_WHAT IS EXPECTED_
Reproduce every record below exactly as written, but leave out any pictures.

################

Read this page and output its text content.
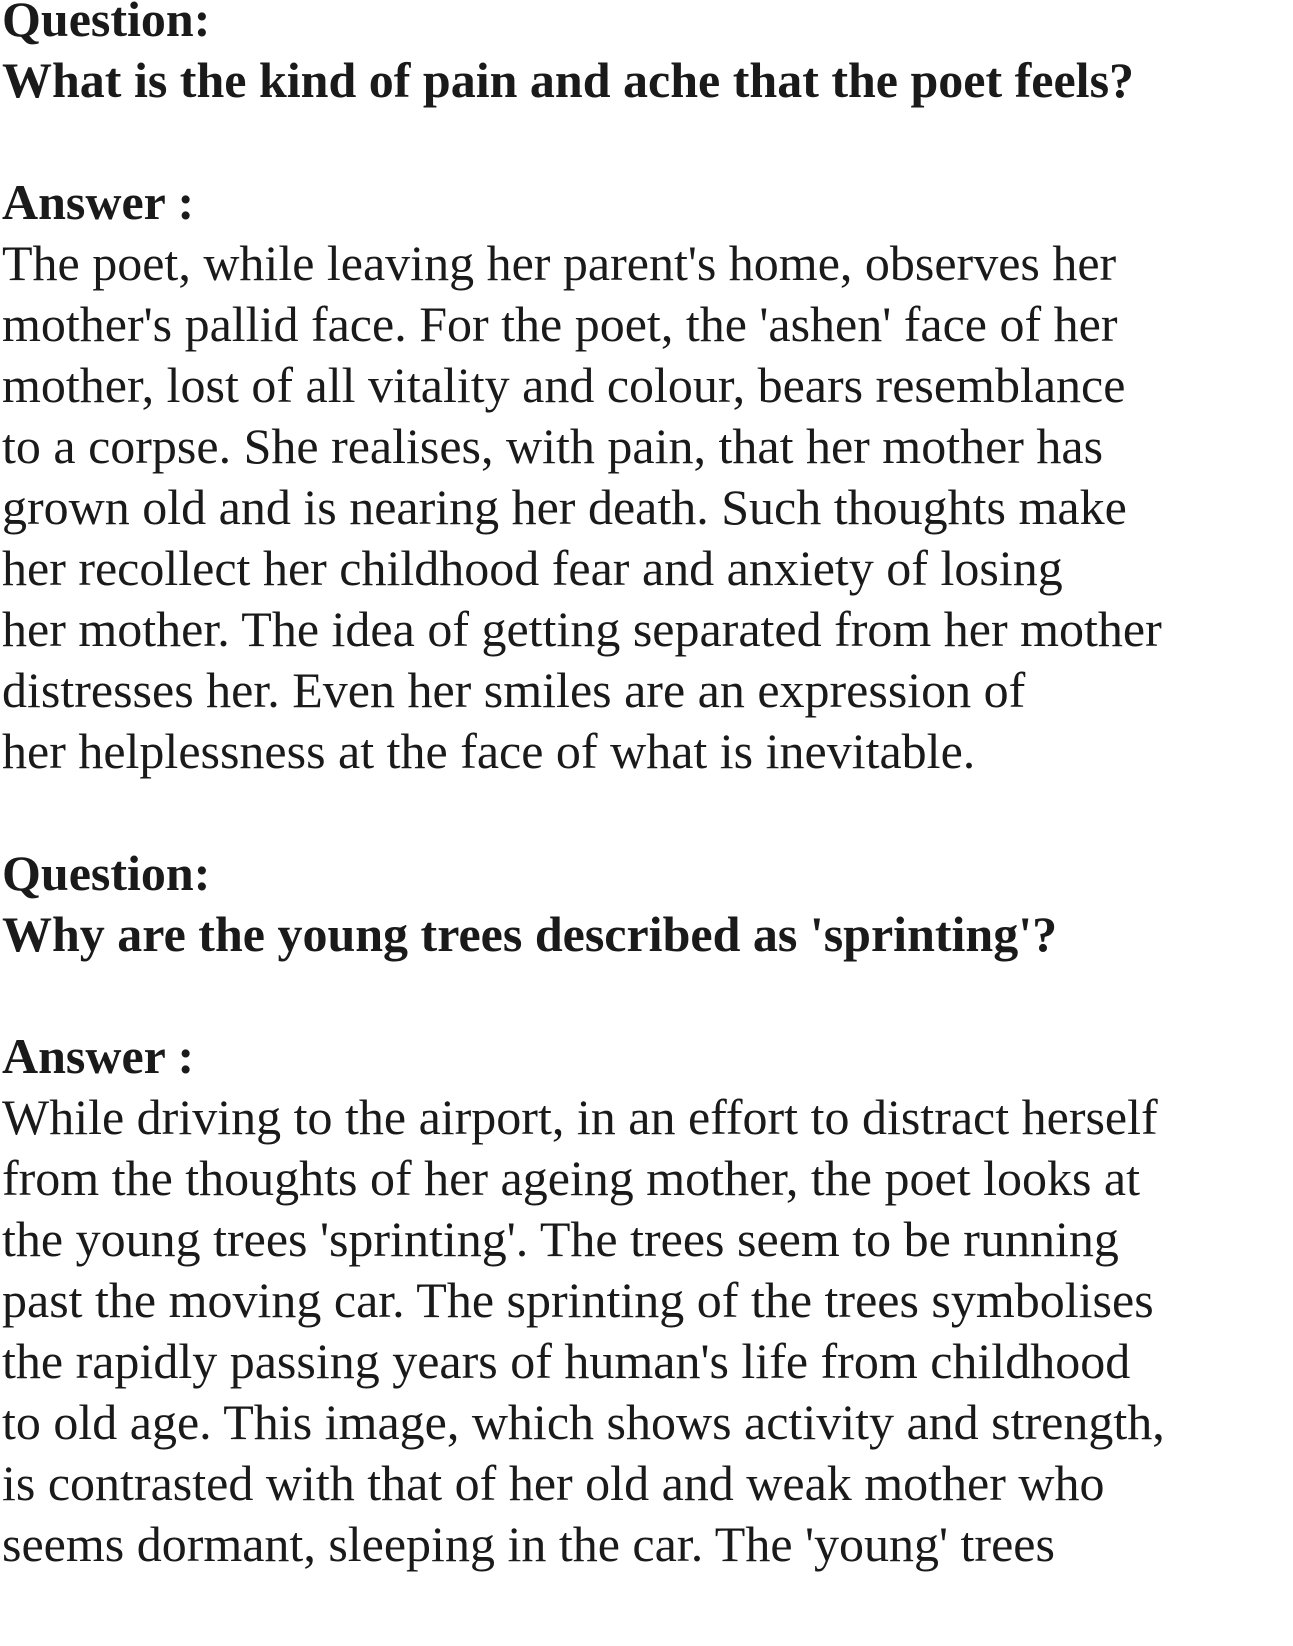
Question:
What is the kind of pain and ache that the poet feels?
Answer :
The poet, while leaving her parent's home, observes her
mother's pallid face. For the poet, the 'ashen' face of her
mother, lost of all vitality and colour, bears resemblance
to a corpse. She realises, with pain, that her mother has
grown old and is nearing her death. Such thoughts make
her recollect her childhood fear and anxiety of losing
her mother. The idea of getting separated from her mother
distresses her. Even her smiles are an expression of
her helplessness at the face of what is inevitable.
Question:
Why are the young trees described as 'sprinting'?
Answer :
While driving to the airport, in an effort to distract herself
from the thoughts of her ageing mother, the poet looks at
the young trees 'sprinting'. The trees seem to be running
past the moving car. The sprinting of the trees symbolises
the rapidly passing years of human's life from childhood
to old age. This image, which shows activity and strength,
is contrasted with that of her old and weak mother who
seems dormant, sleeping in the car. The 'young' trees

################

_EXERCISE SOLUTION_
Read this page and output its text content.
Question:
What is the kind of pain and ache that the poet feels?
Answer :
The poet, while leaving her parent's home, observes her
mother's pallid face. For the poet, the 'ashen' face of her
mother, lost of all vitality and colour, bears resemblance
to a corpse. She realises, with pain, that her mother has
grown old and is nearing her death. Such thoughts make
her recollect her childhood fear and anxiety of losing
her mother. The idea of getting separated from her mother
distresses her. Even her smiles are an expression of
her helplessness at the face of what is inevitable.
Question:
Why are the young trees described as 'sprinting'?
Answer :
While driving to the airport, in an effort to distract herself
from the thoughts of her ageing mother, the poet looks at
the young trees 'sprinting'. The trees seem to be running
past the moving car. The sprinting of the trees symbolises
the rapidly passing years of human's life from childhood
to old age. This image, which shows activity and strength,
is contrasted with that of her old and weak mother who
seems dormant, sleeping in the car. The 'young' trees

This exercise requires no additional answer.